TO BE DONE: Copy each line that has the string "duration" somewhere in it.

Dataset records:
<<<<

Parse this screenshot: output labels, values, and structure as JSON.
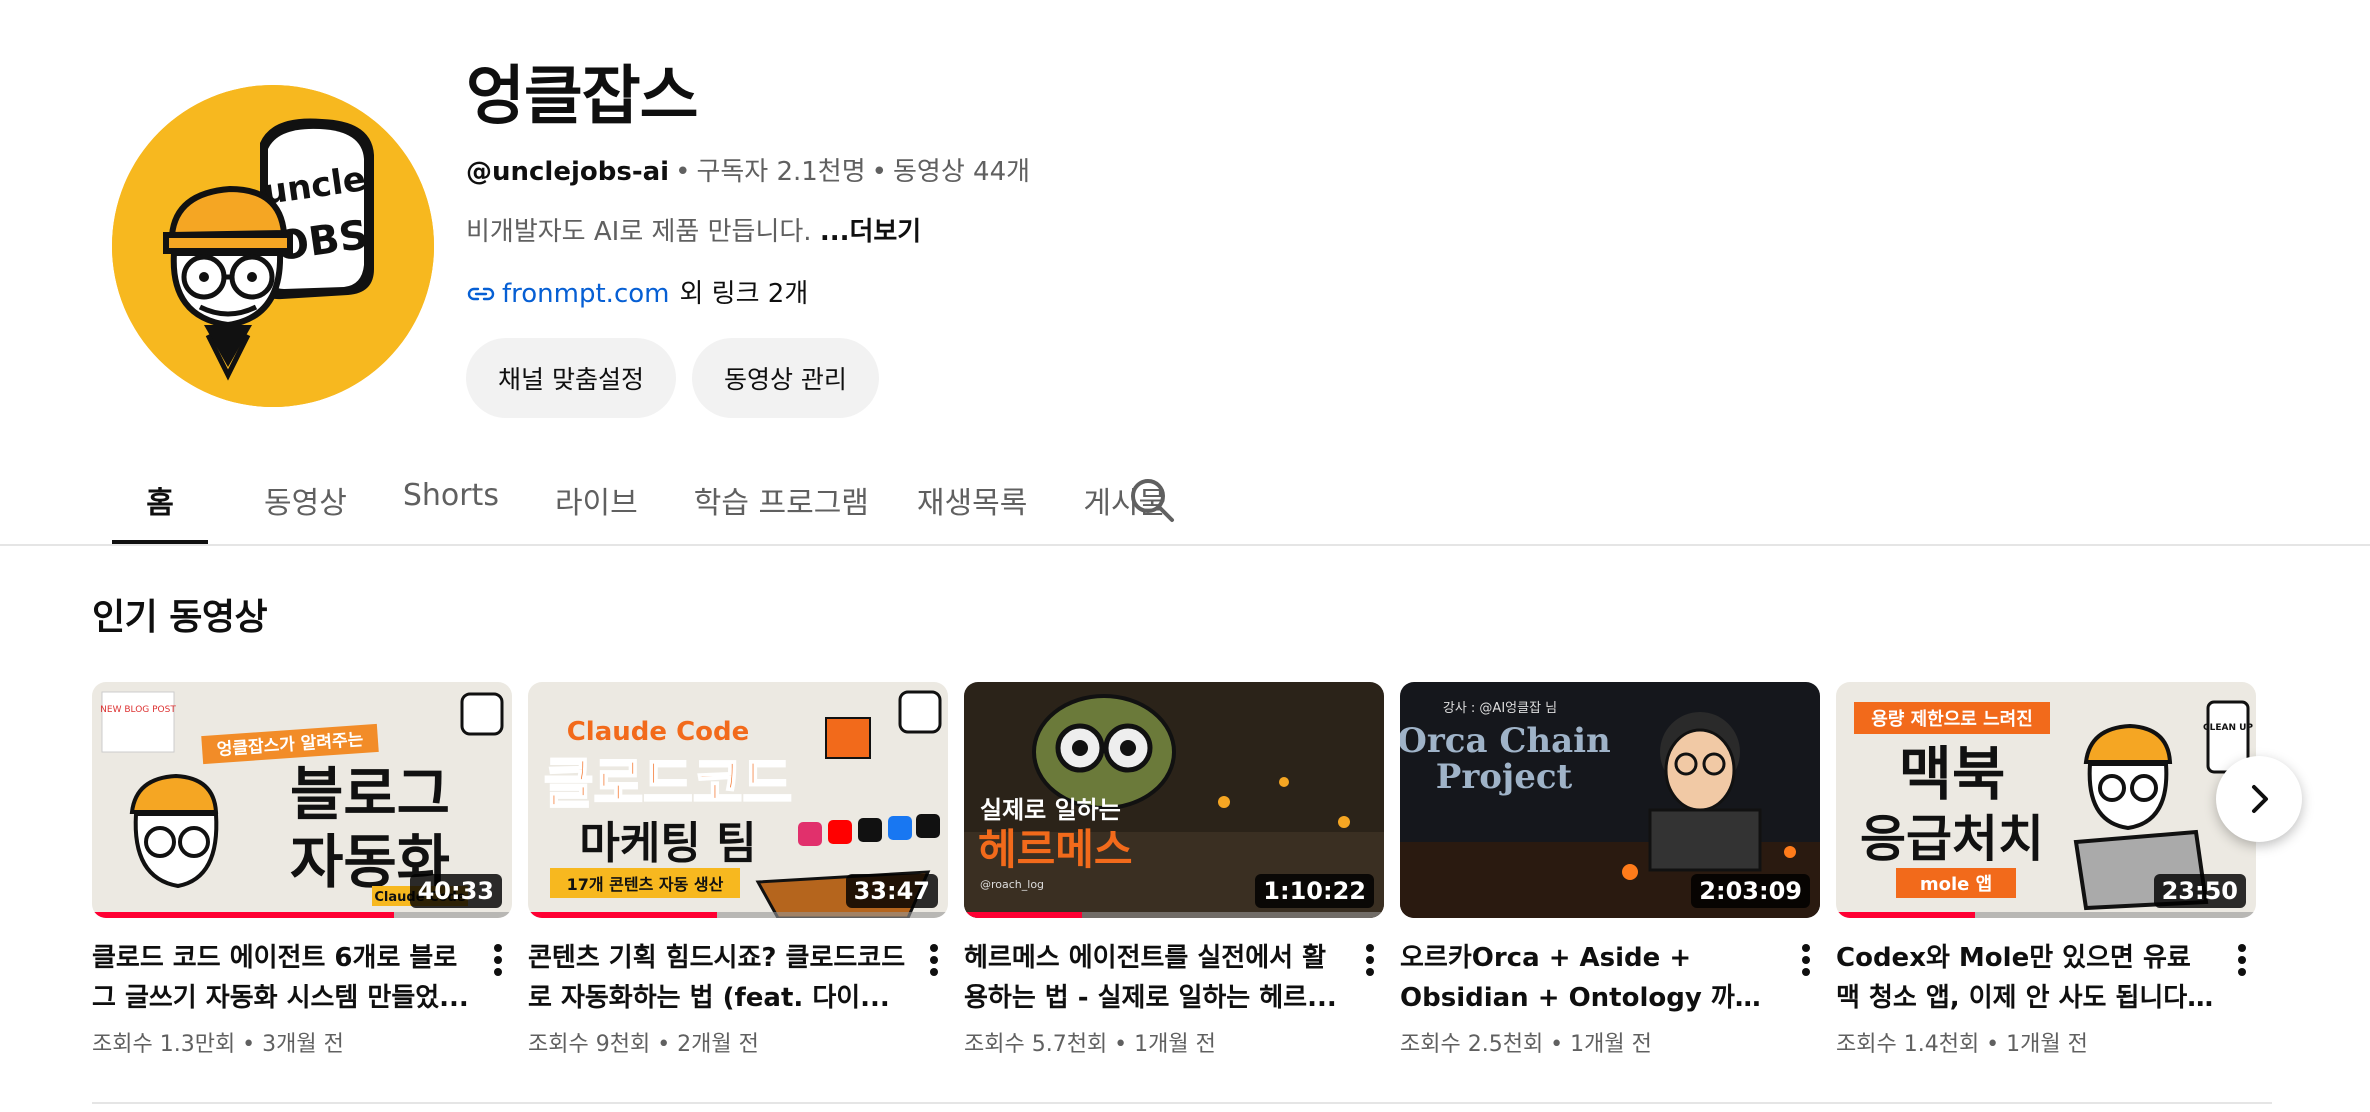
{
  "channel": {
    "name": "엉클잡스",
    "handle": "@unclejobs-ai",
    "subscribers": "구독자 2.1천명",
    "video_count": "동영상 44개",
    "description": "비개발자도 AI로 제품 만듭니다.",
    "more_label": "...더보기",
    "link_text": "fronmpt.com",
    "link_extra": "외 링크 2개",
    "avatar_icon": "unclejobs-logo",
    "avatar_text_top": "uncle",
    "avatar_text_bottom": "JOBS"
  },
  "actions": {
    "customize_label": "채널 맞춤설정",
    "manage_label": "동영상 관리"
  },
  "tabs": [
    {
      "label": "홈",
      "active": true
    },
    {
      "label": "동영상",
      "active": false
    },
    {
      "label": "Shorts",
      "active": false
    },
    {
      "label": "라이브",
      "active": false
    },
    {
      "label": "학습 프로그램",
      "active": false
    },
    {
      "label": "재생목록",
      "active": false
    },
    {
      "label": "게시물",
      "active": false
    }
  ],
  "section": {
    "title": "인기 동영상"
  },
  "videos": [
    {
      "title": "클로드 코드 에이전트 6개로 블로그 글쓰기 자동화 시스템 만들었...",
      "views": "조회수 1.3만회",
      "age": "3개월 전",
      "duration": "40:33",
      "watched": 0.72,
      "thumb": {
        "line1": "블로그",
        "line2": "자동화",
        "tag": "엉클잡스가 알려주는",
        "sub": "Claude Code",
        "corner": "NEW BLOG POST"
      }
    },
    {
      "title": "콘텐츠 기획 힘드시죠? 클로드코드로 자동화하는 법 (feat. 다이...",
      "views": "조회수 9천회",
      "age": "2개월 전",
      "duration": "33:47",
      "watched": 0.45,
      "thumb": {
        "line1": "Claude Code",
        "line2": "클로드코드",
        "line3": "마케팅 팀",
        "sub": "17개 콘텐츠 자동 생산"
      }
    },
    {
      "title": "헤르메스 에이전트를 실전에서 활용하는 법 - 실제로 일하는 헤르...",
      "views": "조회수 5.7천회",
      "age": "1개월 전",
      "duration": "1:10:22",
      "watched": 0.28,
      "thumb": {
        "line1": "실제로 일하는",
        "line2": "헤르메스",
        "sub": "@roach_log"
      }
    },
    {
      "title": "오르카Orca + Aside + Obsidian + Ontology 까지 통합 Grok ...",
      "views": "조회수 2.5천회",
      "age": "1개월 전",
      "duration": "2:03:09",
      "watched": 0,
      "thumb": {
        "line1": "Orca Chain",
        "line2": "Project",
        "tag": "강사 : @AI엉클잡 님"
      }
    },
    {
      "title": "Codex와 Mole만 있으면 유료 맥 청소 앱, 이제 안 사도 됩니다. 맥...",
      "views": "조회수 1.4천회",
      "age": "1개월 전",
      "duration": "23:50",
      "watched": 0.33,
      "thumb": {
        "line1": "맥북",
        "line2": "응급처치",
        "tag": "용량 제한으로 느려진",
        "sub": "mole 앱",
        "badge": "CLEAN UP"
      }
    }
  ],
  "icons": {
    "search": "search-icon",
    "link": "link-icon",
    "next": "chevron-right-icon",
    "kebab": "more-vert-icon"
  },
  "colors": {
    "accent_red": "#ff0033",
    "link_blue": "#065fd4",
    "avatar_yellow": "#f7b81f"
  }
}
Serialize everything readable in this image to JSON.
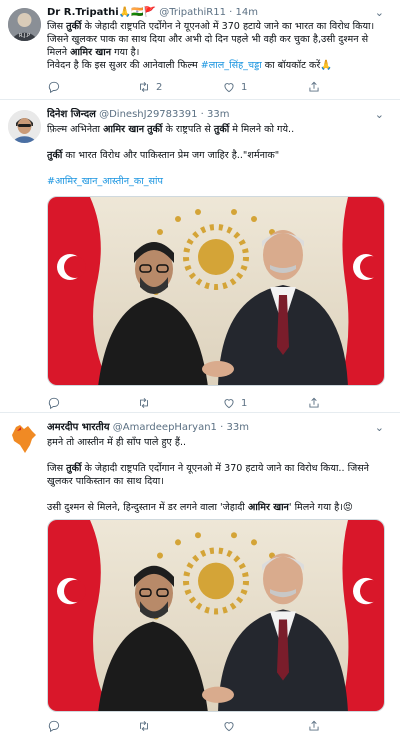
{
  "tweets": [
    {
      "name": "Dr R.Tripathi",
      "name_emoji": "🙏🇮🇳🚩",
      "handle": "@TripathiR11",
      "dot": "·",
      "time": "14m",
      "lines": [
        [
          "जिस ",
          {
            "b": "तुर्की"
          },
          " के जेहादी राष्ट्रपति एर्दोगेन ने यूएनओ में 370 हटाये जाने का भारत का विरोध किया।"
        ],
        [
          "जिसने खुलकर पाक का साथ दिया और अभी दो दिन पहले भी वही कर चुका है,उसी दुश्मन से"
        ],
        [
          "मिलने ",
          {
            "b": "आमिर खान"
          },
          " गया है।"
        ],
        [
          "निवेदन है कि इस सुअर की आनेवाली फिल्म ",
          {
            "hl": "#लाल_सिंह_चड्डा"
          },
          " का बॉयकॉट करें",
          {
            "e": "🙏"
          }
        ]
      ],
      "reply_count": "",
      "retweet_count": "2",
      "like_count": "1"
    },
    {
      "name": "दिनेश जिन्दल",
      "handle": "@DineshJ29783391",
      "dot": "·",
      "time": "33m",
      "lines": [
        [
          "फ़िल्म अभिनेता ",
          {
            "b": "आमिर खान"
          },
          " ",
          {
            "b": "तुर्की"
          },
          " के राष्ट्रपति से ",
          {
            "b": "तुर्की"
          },
          " मे मिलने को गये.."
        ],
        [
          ""
        ],
        [
          {
            "b": "तुर्की"
          },
          " का भारत विरोध और पाकिस्तान प्रेम जग जाहिर है..\"शर्मनाक\""
        ],
        [
          ""
        ],
        [
          {
            "hl": "#आमिर_खान_आस्तीन_का_सांप"
          }
        ]
      ],
      "reply_count": "",
      "retweet_count": "",
      "like_count": "1"
    },
    {
      "name": "अमरदीप भारतीय",
      "handle": "@AmardeepHaryan1",
      "dot": "·",
      "time": "33m",
      "lines": [
        [
          "हमने तो आस्तीन में ही साँप पाले हुए हैं.."
        ],
        [
          ""
        ],
        [
          "जिस ",
          {
            "b": "तुर्की"
          },
          " के जेहादी राष्ट्रपति एर्दोगान ने यूएनओ में 370 हटाये जाने का विरोध किया.. जिसने"
        ],
        [
          "खुलकर पाकिस्तान का साथ दिया।"
        ],
        [
          ""
        ],
        [
          "उसी दुश्मन से मिलने, हिन्दुस्तान में डर लगने वाला 'जेहादी ",
          {
            "b": "आमिर खान"
          },
          "' मिलने गया है।",
          {
            "e": "😡"
          }
        ]
      ],
      "reply_count": "",
      "retweet_count": "",
      "like_count": ""
    }
  ],
  "icons": {
    "reply": "reply-icon",
    "retweet": "retweet-icon",
    "like": "heart-icon",
    "share": "share-icon",
    "more": "chevron-down-icon"
  },
  "colors": {
    "hashtag": "#1b95e0",
    "secondary": "#5b7083",
    "flag_red": "#d9172a",
    "backdrop": "#ece6d8",
    "emblem_gold": "#d4a437"
  }
}
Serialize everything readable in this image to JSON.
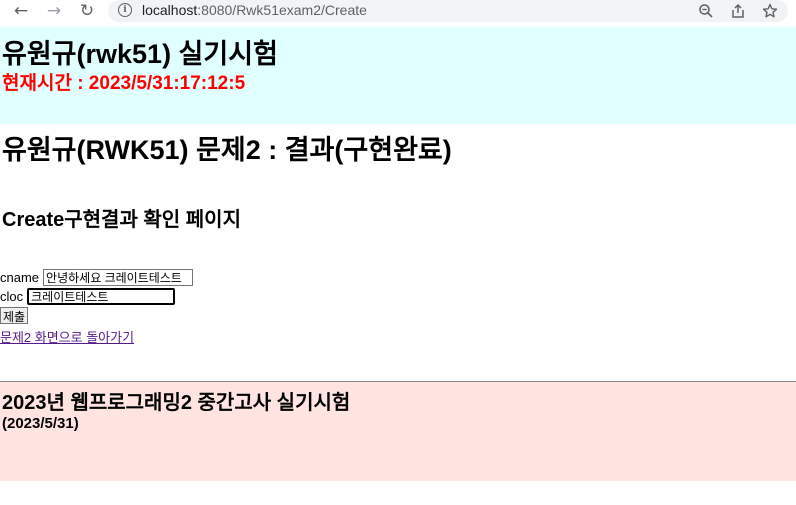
{
  "browser": {
    "back_icon": "arrow-left-icon",
    "forward_icon": "arrow-right-icon",
    "reload_icon": "reload-icon",
    "url_host": "localhost",
    "url_rest": ":8080/Rwk51exam2/Create"
  },
  "header": {
    "title": "유원규(rwk51) 실기시험",
    "time": "현재시간 : 2023/5/31:17:12:5",
    "background": "#e0ffff",
    "time_color": "#ff0000"
  },
  "main": {
    "problem_title": "유원규(RWK51) 문제2 : 결과(구현완료)",
    "subtitle": "Create구현결과 확인 페이지",
    "form": {
      "cname_label": "cname",
      "cname_value": "안녕하세요 크레이트테스트",
      "cloc_label": "cloc",
      "cloc_value": "크레이트테스트",
      "submit_label": "제출"
    },
    "back_link": "문제2 화면으로 돌아가기"
  },
  "footer": {
    "title": "2023년 웹프로그래밍2 중간고사 실기시험",
    "date": "(2023/5/31)",
    "background": "#ffe4e1"
  }
}
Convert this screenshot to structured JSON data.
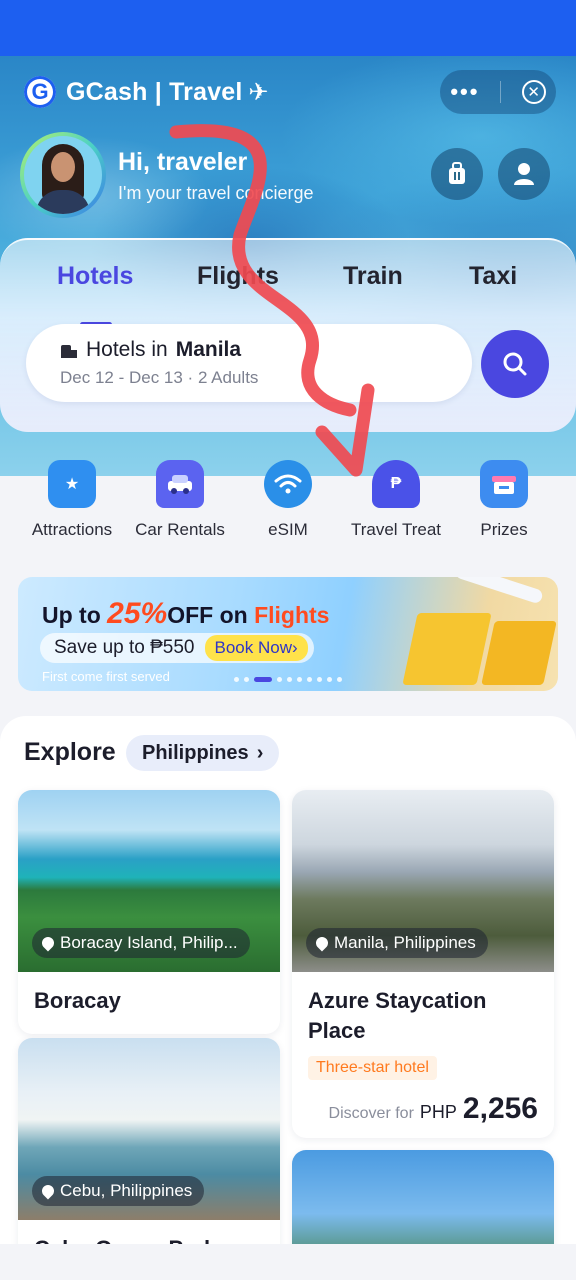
{
  "header": {
    "brand": "GCash | Travel",
    "plane_glyph": "✈",
    "more_icon": "more-dots-icon",
    "close_icon": "close-icon"
  },
  "profile": {
    "greeting": "Hi, traveler",
    "subtitle": "I'm your travel concierge"
  },
  "tabs": [
    {
      "label": "Hotels",
      "active": true
    },
    {
      "label": "Flights",
      "active": false
    },
    {
      "label": "Train",
      "active": false
    },
    {
      "label": "Taxi",
      "active": false
    }
  ],
  "search": {
    "line_prefix": "Hotels in",
    "city": "Manila",
    "details": "Dec 12 - Dec 13 · 2 Adults"
  },
  "quick_actions": [
    {
      "label": "Attractions",
      "icon": "attractions-icon",
      "color": "#2f8ff0"
    },
    {
      "label": "Car Rentals",
      "icon": "car-icon",
      "color": "#5b63f0"
    },
    {
      "label": "eSIM",
      "icon": "wifi-icon",
      "color": "#2a8fe8"
    },
    {
      "label": "Travel Treat",
      "icon": "treat-icon",
      "color": "#4a52e8"
    },
    {
      "label": "Prizes",
      "icon": "gift-icon",
      "color": "#3d8cf0"
    }
  ],
  "banner": {
    "title_a": "Up to ",
    "title_pct": "25%",
    "title_b": "OFF on ",
    "title_c": "Flights",
    "save": "Save up to ₱550",
    "cta": "Book Now",
    "cta_glyph": "›",
    "note": "First come first served"
  },
  "explore": {
    "title": "Explore",
    "location": "Philippines",
    "chevron": "›",
    "cards": [
      {
        "location": "Boracay Island, Philip...",
        "name": "Boracay"
      },
      {
        "location": "Manila, Philippines",
        "name": "Azure Staycation Place",
        "tag": "Three-star hotel",
        "price_label": "Discover for",
        "currency": "PHP",
        "price": "2,256"
      },
      {
        "location": "Cebu, Philippines",
        "name": "Cebu Ocean Park"
      }
    ]
  },
  "colors": {
    "brand_blue": "#1d5ff0",
    "accent_purple": "#4a47e0",
    "annotation_red": "#f04a50"
  }
}
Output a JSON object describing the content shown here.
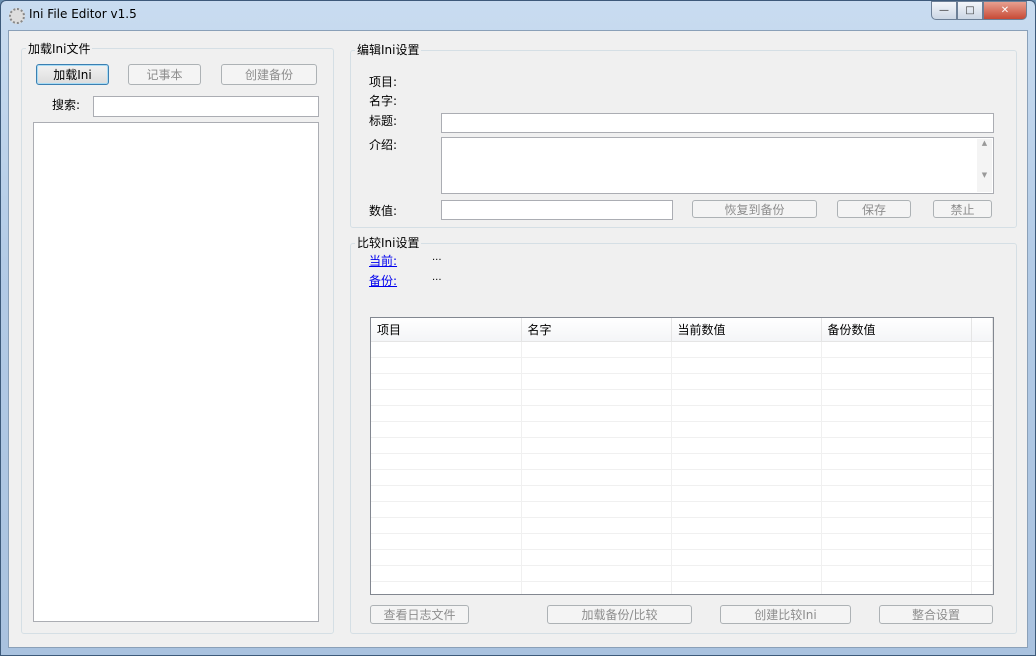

>>>>

TASK ANSWER:
      "duration": "40:33",
      "duration": "33:47",
      "duration": "1:10:22",
      "duration": "2:03:09",
      "duration": "23:50",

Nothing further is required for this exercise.